§ **Consigne 1**
Répondez aux questions suivantes à l’aide de la critique de Sans frapper :
(a) Quel âge a Ada ?
(b) Quelle est la durée du film ?
(c) Dans quel pays et en quelle année le film a-t-il été réalisé ?
§ **Consigne 2**
Renvoyez le passage de la critique de Sans frapper compris entre « LES MOTS D’UNE » et « où on l’attend. », inclus.

§ **Extrait**
──────────────────────────────

Critique : Sans frapper

Ada a dix-neuf ans. Elle accepte d’aller dîner chez un garçon qu’elle connaît. Tout va très vite, elle ne se défend pas. Son corps est meurtri, son esprit diffracté. Le récit d’Ada se mélange à ceux d’autres, tous différents et pourtant semblables. La même sale histoire, insensée et banale, vue sous différents angles.

Sans frapper
Belgique, 2019
De Alexe Poukine

Durée : 1h25

Sortie : 09/03/2022

Note :

LES MOTS D’UNE AUTRE

Dans son salon, seule face à la caméra, une femme raconte le viol dont elle a été victime il y a plusieurs années. Une autre femme lui succède dans la scène suivante, et dans un dispositif semblable, raconte elle aussi l’agression sexuelle qu’elle a subi. Une troisième femme suit, nettement plus jeune, puis une quatrième plus âgée, etc… A chacune ses mots pour raconter. Mais pour raconter quoi exactement ? Il y a des points commun impossibles à ignorer entre leurs récits. A quel moment se rend-on compte qu’il s’agit en réalité d’une seule et même histoire, racontée par des bouts différents ? Relativement tôt (ce n’est pas un spoiler), mais cela reste difficile à dire, et c’est la première réussite du documentaire d’Alexe Poukine, qui n’est jamais exactement là où on l’attend.

A l’origine de Sans frapper, il y a donc une seule histoire, une histoire vraie. Celle d’Ada, une jeune femme qui n’apparait jamais à l’écran mais dont les mots – racontés par d’autres – sont omniprésents. Pourquoi une telle « mise en scène » de sa parole ? Parce que celle des victimes de viol est rarement écoutée et prise au sérieux, mais aussi parce que l’aspect irrationnel de sa réaction à l’époque (Ada est retournée spontanément voir son violeur à plusieurs reprises, de son propre chef) pose des questions qui dérangent. Parce qu’il ne ressemble pas au récit « idéal » et fantasmé du viol telle qu’on est prêt à l’intégrer, ce récit nous oblige à nous interroger sur ce que nous sommes prêts à entendre, prêts à croire.

──────────────────────────────

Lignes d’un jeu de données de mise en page
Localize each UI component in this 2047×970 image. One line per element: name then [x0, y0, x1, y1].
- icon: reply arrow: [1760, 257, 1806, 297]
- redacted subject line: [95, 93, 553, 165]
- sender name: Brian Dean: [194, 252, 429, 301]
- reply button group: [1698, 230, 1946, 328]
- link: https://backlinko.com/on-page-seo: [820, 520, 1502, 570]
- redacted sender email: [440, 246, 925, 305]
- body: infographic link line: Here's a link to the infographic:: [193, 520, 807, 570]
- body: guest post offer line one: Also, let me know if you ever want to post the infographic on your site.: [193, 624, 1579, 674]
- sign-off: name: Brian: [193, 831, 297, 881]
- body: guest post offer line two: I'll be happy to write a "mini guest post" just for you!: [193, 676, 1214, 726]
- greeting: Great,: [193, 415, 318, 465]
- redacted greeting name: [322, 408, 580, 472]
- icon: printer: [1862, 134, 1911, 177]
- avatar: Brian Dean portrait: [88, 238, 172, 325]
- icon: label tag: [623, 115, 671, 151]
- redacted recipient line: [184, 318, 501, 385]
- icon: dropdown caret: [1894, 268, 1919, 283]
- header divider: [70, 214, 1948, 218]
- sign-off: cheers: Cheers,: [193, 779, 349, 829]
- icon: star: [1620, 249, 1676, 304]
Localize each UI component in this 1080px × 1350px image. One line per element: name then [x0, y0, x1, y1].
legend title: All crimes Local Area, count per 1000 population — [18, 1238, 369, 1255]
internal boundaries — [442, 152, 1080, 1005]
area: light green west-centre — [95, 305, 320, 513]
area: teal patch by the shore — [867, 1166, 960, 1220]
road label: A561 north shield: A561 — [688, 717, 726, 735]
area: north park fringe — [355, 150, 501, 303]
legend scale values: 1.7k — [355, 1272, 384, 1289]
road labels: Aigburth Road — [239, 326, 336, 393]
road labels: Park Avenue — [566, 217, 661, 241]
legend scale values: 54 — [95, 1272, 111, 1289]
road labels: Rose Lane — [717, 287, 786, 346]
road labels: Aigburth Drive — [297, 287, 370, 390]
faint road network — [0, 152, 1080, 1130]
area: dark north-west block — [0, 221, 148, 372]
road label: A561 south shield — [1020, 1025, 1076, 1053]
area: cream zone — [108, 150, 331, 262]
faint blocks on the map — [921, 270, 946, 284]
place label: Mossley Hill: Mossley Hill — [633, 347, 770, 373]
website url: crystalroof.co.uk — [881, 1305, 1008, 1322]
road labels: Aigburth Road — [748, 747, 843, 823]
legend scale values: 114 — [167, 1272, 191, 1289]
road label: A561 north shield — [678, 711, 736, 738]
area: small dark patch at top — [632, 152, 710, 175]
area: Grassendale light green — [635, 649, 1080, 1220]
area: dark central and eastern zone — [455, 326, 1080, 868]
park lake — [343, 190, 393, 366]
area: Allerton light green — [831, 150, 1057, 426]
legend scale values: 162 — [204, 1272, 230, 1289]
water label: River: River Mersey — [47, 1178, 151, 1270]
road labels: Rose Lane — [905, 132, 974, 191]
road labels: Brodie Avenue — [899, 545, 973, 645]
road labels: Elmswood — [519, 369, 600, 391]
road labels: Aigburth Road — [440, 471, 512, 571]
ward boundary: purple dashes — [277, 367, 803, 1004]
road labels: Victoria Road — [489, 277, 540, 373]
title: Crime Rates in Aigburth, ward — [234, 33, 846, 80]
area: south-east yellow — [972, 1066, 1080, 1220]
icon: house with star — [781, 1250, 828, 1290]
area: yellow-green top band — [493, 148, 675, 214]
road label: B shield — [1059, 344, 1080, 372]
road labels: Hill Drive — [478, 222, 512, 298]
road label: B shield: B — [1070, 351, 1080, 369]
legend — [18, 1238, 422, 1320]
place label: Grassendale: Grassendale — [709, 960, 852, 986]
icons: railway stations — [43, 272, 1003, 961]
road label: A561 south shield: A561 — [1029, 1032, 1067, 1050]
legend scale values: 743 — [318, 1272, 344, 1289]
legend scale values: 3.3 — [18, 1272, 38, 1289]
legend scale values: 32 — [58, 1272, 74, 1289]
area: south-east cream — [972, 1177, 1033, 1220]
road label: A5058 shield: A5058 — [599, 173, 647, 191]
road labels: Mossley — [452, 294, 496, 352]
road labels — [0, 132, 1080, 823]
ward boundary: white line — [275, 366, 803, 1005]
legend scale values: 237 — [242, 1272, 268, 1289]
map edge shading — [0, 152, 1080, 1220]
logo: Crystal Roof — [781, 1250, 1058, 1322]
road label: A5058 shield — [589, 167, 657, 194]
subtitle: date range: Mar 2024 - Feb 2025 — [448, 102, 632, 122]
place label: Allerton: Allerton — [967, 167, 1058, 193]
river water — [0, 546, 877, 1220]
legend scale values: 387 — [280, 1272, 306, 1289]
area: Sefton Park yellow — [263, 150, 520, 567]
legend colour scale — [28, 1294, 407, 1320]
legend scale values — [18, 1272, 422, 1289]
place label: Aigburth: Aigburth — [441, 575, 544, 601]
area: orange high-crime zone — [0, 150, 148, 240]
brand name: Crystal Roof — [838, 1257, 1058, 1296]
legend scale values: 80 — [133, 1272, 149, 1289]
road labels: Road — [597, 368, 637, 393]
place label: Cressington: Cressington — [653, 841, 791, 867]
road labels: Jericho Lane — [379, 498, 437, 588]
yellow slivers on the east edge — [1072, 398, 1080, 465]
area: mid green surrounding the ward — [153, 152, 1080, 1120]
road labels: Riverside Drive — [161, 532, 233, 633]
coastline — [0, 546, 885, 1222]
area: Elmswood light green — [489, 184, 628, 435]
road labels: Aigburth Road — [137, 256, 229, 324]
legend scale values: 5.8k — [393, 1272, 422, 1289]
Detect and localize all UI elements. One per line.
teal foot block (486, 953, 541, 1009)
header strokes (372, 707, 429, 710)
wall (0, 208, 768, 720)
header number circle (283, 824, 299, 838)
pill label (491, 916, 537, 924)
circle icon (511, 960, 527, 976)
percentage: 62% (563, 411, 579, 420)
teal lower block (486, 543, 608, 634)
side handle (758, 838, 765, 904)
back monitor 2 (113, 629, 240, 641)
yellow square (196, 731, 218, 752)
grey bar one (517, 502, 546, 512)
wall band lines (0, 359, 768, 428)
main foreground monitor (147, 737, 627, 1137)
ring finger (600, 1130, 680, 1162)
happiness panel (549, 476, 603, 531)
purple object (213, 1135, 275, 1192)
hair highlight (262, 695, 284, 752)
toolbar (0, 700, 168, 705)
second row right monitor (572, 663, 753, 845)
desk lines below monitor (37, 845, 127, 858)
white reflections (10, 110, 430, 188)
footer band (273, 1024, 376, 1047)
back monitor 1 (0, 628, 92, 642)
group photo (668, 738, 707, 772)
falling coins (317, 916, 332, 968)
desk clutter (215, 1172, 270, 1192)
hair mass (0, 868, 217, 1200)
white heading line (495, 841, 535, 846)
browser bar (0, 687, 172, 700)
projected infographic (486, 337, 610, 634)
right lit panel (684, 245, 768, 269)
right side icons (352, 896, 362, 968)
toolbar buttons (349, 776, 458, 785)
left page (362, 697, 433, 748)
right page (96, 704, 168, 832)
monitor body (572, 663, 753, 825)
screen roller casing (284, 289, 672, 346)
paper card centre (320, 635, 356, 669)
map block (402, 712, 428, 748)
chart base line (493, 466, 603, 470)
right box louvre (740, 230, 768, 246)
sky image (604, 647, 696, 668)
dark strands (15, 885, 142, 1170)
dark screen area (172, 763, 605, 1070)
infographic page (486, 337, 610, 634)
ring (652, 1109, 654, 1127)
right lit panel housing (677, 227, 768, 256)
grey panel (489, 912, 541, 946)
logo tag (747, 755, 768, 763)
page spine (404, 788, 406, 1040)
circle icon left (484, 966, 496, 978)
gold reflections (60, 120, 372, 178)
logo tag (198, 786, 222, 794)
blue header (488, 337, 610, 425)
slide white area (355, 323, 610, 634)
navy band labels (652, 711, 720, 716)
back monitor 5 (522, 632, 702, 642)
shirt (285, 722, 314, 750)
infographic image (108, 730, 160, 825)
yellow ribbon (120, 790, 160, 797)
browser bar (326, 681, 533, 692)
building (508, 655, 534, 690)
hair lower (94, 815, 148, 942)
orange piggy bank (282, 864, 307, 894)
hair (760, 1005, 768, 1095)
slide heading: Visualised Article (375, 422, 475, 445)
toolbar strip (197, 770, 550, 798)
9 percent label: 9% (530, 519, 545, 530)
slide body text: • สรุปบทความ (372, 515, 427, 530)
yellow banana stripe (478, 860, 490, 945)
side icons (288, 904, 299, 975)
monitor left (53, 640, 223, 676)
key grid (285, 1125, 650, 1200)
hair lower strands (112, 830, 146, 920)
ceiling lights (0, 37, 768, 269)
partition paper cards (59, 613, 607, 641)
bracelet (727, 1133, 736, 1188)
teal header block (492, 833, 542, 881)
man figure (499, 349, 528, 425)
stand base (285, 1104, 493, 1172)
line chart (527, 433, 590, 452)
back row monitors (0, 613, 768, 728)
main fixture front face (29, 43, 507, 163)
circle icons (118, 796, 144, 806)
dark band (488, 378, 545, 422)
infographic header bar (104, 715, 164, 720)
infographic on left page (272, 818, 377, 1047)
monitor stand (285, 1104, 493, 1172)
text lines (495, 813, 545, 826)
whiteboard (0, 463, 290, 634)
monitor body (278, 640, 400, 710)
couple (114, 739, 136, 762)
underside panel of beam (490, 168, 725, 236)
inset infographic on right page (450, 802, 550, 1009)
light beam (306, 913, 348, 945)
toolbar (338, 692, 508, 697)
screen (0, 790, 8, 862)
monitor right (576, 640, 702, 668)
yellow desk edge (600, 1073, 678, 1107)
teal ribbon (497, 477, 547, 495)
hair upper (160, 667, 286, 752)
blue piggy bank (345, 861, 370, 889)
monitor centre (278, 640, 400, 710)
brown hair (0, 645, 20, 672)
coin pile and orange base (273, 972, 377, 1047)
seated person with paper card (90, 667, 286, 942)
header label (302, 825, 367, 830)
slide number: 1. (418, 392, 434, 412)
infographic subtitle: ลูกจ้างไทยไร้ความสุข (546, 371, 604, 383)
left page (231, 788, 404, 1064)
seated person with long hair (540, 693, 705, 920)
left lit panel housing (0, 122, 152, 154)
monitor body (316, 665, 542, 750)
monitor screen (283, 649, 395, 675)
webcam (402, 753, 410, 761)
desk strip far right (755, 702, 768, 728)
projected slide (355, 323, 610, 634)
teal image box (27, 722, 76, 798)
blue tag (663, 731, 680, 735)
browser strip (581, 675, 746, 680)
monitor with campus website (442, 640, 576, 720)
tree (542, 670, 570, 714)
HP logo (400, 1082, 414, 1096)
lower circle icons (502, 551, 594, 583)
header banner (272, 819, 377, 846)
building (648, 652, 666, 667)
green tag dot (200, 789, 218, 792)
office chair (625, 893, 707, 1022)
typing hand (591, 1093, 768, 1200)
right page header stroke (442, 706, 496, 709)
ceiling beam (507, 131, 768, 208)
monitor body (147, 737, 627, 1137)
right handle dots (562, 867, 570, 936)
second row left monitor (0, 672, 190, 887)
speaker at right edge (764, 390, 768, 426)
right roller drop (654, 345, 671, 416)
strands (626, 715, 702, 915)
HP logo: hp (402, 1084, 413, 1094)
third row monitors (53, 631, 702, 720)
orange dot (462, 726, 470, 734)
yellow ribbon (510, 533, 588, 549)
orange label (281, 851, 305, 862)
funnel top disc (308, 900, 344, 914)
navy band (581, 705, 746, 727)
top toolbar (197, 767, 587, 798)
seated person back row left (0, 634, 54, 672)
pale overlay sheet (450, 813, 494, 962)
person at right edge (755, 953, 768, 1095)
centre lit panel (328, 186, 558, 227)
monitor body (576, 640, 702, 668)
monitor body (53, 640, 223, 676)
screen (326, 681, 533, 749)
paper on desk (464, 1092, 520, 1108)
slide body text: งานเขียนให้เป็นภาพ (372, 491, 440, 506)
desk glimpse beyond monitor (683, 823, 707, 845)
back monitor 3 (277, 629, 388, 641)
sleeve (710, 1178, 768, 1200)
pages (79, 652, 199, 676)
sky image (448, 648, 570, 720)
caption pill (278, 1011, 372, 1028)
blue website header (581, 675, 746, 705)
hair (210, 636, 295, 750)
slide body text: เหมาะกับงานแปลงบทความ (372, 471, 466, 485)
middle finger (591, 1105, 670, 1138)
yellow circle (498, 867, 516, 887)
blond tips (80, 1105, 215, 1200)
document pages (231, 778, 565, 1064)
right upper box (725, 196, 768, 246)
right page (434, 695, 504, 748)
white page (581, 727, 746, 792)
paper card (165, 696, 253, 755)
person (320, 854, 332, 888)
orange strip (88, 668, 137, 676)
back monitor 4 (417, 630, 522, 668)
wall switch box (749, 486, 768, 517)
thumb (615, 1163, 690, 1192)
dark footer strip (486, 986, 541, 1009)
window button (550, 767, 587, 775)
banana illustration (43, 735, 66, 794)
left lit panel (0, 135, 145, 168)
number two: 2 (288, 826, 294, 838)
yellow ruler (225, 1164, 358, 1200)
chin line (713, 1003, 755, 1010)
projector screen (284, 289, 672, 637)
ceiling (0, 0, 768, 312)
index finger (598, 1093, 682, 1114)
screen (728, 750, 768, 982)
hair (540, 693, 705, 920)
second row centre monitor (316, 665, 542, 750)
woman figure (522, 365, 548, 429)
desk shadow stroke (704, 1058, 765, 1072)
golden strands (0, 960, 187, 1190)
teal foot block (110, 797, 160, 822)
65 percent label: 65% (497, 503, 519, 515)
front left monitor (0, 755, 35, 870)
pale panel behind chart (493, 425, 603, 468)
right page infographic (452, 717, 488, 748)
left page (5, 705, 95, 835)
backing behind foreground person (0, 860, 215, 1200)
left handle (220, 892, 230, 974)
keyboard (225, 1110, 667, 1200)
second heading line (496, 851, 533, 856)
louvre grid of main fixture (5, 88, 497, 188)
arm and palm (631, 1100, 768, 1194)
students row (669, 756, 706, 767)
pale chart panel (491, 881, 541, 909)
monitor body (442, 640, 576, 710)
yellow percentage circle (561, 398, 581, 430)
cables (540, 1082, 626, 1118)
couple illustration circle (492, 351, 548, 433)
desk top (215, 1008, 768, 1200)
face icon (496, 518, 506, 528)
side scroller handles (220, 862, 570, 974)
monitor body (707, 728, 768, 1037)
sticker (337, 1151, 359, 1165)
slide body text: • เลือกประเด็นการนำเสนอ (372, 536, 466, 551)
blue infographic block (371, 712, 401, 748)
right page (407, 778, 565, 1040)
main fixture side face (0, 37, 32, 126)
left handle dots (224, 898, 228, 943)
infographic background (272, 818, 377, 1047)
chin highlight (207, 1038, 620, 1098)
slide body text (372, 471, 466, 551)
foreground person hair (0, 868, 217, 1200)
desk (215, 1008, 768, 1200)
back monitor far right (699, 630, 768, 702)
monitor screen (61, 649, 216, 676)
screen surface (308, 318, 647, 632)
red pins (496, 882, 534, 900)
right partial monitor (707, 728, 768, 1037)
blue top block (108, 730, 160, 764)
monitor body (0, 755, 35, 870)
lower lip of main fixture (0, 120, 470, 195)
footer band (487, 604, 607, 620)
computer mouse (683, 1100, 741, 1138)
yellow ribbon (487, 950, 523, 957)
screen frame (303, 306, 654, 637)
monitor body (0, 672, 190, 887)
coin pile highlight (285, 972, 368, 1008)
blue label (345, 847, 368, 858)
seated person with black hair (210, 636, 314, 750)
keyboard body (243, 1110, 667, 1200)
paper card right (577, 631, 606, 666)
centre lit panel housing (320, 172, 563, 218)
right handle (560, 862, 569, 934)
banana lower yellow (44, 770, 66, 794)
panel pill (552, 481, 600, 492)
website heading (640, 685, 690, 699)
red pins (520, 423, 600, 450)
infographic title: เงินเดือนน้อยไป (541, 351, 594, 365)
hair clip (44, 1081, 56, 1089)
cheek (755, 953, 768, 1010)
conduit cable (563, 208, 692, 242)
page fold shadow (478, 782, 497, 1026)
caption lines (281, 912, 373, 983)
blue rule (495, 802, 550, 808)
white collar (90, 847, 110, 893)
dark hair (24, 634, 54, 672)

──────────────────────────────

§ **Résultat 1**
(a) Dix-neuf ans.
(b) 1h25.
(c) En Belgique, en 2019.

§ **Résultat 2**
LES MOTS D’UNE AUTRE

Dans son salon, seule face à la caméra, une femme raconte le viol dont elle a été victime il y a plusieurs années. Une autre femme lui succède dans la scène suivante, et dans un dispositif semblable, raconte elle aussi l’agression sexuelle qu’elle a subi. Une troisième femme suit, nettement plus jeune, puis une quatrième plus âgée, etc… A chacune ses mots pour raconter. Mais pour raconter quoi exactement ? Il y a des points commun impossibles à ignorer entre leurs récits. A quel moment se rend-on compte qu’il s’agit en réalité d’une seule et même histoire, racontée par des bouts différents ? Relativement tôt (ce n’est pas un spoiler), mais cela reste difficile à dire, et c’est la première réussite du documentaire d’Alexe Poukine, qui n’est jamais exactement là où on l’attend.